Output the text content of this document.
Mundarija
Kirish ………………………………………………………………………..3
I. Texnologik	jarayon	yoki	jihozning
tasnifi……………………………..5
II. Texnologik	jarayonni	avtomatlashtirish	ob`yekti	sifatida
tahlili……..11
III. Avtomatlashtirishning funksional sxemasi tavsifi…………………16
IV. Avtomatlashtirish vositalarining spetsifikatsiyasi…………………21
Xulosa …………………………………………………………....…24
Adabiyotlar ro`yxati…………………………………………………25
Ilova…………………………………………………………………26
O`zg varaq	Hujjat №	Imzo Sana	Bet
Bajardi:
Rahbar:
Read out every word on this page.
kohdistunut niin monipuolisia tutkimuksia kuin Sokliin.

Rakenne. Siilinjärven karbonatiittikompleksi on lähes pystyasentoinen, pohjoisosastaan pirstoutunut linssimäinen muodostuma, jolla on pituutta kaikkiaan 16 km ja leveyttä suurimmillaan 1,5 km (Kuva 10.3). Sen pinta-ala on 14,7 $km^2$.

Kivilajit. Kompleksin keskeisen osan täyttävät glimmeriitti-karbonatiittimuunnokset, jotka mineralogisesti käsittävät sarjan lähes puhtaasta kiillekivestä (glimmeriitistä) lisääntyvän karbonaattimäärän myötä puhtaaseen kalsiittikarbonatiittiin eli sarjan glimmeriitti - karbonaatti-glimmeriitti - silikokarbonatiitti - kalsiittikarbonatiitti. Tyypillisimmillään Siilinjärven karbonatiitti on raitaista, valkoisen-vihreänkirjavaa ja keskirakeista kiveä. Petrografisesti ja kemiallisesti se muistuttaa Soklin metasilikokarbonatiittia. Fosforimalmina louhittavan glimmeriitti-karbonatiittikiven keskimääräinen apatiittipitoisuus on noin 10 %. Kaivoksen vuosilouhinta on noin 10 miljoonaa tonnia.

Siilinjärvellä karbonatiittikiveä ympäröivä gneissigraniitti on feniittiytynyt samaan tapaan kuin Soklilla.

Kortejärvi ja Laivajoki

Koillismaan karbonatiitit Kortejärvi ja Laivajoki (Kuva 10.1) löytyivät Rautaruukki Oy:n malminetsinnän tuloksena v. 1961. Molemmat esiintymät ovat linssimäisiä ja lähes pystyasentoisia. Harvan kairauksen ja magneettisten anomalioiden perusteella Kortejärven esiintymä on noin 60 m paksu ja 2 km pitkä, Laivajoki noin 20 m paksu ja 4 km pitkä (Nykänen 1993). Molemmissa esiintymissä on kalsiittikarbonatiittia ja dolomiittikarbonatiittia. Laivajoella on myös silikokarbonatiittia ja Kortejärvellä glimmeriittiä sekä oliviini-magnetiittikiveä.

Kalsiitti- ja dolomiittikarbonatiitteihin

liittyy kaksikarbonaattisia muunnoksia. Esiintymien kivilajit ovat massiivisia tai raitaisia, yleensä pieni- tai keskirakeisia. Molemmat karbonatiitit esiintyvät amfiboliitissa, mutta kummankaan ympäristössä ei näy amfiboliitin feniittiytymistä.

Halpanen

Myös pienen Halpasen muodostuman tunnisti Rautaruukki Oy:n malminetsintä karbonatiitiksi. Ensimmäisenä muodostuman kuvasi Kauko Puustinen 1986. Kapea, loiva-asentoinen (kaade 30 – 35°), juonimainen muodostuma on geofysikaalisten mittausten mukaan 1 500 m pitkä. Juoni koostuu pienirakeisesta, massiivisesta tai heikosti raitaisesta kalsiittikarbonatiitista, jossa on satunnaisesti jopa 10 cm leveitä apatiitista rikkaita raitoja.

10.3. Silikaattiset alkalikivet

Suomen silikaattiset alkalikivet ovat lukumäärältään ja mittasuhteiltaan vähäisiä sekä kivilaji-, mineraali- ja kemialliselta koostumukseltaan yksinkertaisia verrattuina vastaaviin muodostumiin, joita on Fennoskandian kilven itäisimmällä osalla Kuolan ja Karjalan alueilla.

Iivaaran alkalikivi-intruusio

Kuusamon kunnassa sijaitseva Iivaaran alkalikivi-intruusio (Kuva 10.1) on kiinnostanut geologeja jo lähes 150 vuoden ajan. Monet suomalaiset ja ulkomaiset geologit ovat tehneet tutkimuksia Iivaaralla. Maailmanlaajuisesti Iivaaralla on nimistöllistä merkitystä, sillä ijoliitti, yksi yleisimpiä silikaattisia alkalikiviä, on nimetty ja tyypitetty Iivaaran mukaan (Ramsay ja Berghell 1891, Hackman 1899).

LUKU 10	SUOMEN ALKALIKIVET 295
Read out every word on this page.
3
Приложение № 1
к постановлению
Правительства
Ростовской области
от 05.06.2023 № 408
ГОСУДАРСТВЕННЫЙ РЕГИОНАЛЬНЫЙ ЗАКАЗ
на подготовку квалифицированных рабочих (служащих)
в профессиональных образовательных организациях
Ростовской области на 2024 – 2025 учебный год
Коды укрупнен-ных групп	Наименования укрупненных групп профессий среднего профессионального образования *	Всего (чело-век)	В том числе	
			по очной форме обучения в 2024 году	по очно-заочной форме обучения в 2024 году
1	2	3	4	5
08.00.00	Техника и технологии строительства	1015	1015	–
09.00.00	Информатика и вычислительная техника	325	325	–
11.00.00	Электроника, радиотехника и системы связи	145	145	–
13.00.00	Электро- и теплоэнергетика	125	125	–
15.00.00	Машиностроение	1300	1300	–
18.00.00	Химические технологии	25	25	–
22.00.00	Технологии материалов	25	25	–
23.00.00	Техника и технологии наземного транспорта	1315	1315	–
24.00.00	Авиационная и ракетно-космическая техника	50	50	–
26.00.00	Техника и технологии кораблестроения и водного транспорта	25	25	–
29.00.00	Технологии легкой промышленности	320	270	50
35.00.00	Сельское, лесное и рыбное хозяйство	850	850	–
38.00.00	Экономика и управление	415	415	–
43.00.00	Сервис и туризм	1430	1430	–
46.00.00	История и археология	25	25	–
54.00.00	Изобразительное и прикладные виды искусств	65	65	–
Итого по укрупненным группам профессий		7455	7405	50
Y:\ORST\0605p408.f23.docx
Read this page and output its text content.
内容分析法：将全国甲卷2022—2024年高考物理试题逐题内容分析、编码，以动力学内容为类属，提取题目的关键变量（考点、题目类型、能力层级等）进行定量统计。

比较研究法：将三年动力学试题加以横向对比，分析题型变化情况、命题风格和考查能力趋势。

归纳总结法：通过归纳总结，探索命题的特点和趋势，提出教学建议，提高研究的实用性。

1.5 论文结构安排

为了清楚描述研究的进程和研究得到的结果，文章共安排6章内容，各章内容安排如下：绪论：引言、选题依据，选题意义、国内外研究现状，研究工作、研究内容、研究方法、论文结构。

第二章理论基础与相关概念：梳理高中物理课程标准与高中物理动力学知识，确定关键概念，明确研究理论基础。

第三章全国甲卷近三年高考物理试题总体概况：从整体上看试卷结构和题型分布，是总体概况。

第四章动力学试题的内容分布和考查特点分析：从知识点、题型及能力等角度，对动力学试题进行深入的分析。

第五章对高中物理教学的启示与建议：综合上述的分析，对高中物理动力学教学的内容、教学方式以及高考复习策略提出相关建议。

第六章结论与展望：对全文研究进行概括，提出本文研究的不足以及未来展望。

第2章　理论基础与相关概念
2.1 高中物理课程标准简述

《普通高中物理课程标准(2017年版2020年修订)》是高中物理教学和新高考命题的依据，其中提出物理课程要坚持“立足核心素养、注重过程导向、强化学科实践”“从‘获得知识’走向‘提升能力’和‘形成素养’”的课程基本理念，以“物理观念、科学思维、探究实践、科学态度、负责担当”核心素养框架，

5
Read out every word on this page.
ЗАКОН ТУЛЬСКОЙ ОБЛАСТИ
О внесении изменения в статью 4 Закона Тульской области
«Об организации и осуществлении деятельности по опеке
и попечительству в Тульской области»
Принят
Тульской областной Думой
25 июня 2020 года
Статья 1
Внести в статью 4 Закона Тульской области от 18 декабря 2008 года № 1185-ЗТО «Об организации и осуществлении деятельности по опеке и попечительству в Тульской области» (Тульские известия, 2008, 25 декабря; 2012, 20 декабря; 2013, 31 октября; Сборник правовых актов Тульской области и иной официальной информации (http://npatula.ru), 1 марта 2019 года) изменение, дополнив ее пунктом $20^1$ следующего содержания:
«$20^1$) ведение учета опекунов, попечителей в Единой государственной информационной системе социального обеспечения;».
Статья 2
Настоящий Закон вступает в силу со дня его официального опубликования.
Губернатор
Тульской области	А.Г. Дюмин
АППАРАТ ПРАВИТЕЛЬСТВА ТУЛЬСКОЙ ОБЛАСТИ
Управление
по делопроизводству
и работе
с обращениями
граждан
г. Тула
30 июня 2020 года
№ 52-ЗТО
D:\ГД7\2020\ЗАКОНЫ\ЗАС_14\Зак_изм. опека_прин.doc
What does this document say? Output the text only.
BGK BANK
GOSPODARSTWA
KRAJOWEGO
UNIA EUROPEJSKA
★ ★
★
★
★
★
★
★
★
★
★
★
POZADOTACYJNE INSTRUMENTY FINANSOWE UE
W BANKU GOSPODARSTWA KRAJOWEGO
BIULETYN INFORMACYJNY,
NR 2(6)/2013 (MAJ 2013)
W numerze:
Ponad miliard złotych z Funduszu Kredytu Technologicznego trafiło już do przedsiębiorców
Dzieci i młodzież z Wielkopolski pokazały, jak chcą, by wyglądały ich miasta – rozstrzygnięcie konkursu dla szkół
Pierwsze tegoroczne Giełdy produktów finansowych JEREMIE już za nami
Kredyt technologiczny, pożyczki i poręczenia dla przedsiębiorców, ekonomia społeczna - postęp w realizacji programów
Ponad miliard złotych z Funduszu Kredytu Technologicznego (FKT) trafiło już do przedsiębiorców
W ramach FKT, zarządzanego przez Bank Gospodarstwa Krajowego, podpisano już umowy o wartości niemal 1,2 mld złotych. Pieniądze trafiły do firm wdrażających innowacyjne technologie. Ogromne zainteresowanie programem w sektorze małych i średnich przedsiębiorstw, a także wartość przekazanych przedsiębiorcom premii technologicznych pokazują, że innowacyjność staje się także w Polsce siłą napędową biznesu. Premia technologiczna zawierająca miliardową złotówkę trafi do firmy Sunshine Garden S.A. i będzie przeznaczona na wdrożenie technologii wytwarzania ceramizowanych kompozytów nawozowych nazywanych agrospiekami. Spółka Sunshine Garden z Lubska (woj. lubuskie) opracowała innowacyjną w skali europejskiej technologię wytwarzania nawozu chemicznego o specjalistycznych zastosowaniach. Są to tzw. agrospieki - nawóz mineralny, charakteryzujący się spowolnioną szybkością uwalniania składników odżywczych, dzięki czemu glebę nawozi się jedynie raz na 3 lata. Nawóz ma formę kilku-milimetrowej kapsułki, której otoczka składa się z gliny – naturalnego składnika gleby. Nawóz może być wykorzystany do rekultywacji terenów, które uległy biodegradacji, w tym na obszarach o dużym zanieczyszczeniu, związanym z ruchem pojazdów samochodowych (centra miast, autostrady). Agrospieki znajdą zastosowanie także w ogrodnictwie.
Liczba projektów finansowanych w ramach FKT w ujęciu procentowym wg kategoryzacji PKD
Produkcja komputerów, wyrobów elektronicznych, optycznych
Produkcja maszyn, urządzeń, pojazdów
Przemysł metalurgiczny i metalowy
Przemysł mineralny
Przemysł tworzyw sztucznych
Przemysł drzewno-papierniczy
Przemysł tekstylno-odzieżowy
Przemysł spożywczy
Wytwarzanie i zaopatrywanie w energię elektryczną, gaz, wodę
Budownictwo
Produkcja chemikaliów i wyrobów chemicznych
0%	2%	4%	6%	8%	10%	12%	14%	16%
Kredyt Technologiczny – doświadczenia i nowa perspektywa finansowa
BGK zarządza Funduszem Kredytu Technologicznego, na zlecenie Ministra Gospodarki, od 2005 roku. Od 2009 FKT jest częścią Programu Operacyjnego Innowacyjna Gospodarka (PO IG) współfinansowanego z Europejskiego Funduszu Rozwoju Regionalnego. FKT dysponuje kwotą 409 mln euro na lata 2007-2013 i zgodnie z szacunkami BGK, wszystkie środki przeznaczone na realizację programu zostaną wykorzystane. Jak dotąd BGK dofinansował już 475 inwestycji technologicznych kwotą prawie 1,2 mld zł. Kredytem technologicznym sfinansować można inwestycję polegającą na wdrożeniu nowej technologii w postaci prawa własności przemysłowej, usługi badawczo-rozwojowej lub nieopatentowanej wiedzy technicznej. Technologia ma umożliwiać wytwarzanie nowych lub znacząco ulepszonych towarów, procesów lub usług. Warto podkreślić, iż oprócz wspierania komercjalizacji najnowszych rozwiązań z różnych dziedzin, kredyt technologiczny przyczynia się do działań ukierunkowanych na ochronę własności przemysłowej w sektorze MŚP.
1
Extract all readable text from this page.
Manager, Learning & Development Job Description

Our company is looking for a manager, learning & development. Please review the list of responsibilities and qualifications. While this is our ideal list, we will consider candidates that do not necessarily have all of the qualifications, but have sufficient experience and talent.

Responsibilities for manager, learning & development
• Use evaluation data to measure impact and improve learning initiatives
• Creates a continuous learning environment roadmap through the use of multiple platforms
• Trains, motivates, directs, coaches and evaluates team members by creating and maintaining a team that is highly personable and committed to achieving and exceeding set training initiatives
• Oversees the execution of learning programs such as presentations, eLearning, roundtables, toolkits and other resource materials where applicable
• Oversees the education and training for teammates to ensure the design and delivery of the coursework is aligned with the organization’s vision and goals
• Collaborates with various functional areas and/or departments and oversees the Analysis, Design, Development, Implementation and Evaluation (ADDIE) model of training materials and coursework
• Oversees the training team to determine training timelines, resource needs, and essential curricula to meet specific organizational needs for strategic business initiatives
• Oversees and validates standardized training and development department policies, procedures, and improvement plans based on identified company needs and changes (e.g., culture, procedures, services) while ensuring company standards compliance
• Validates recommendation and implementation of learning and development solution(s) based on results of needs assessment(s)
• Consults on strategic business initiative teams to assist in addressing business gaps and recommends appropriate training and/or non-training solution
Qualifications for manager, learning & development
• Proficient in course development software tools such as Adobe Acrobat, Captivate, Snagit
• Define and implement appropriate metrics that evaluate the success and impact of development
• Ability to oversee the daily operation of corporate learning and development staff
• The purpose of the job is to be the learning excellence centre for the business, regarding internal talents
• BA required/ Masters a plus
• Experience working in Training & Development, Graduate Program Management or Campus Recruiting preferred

*****

Exercise: Find the word "needs" in the data and copy out each line where it turns up.

Result of the exercise:
• Oversees the training team to determine training timelines, resource needs, and essential curricula to meet specific organizational needs for strategic business initiatives
• Oversees and validates standardized training and development department policies, procedures, and improvement plans based on identified company needs and changes (e.g., culture, procedures, services) while ensuring company standards compliance
• Validates recommendation and implementation of learning and development solution(s) based on results of needs assessment(s)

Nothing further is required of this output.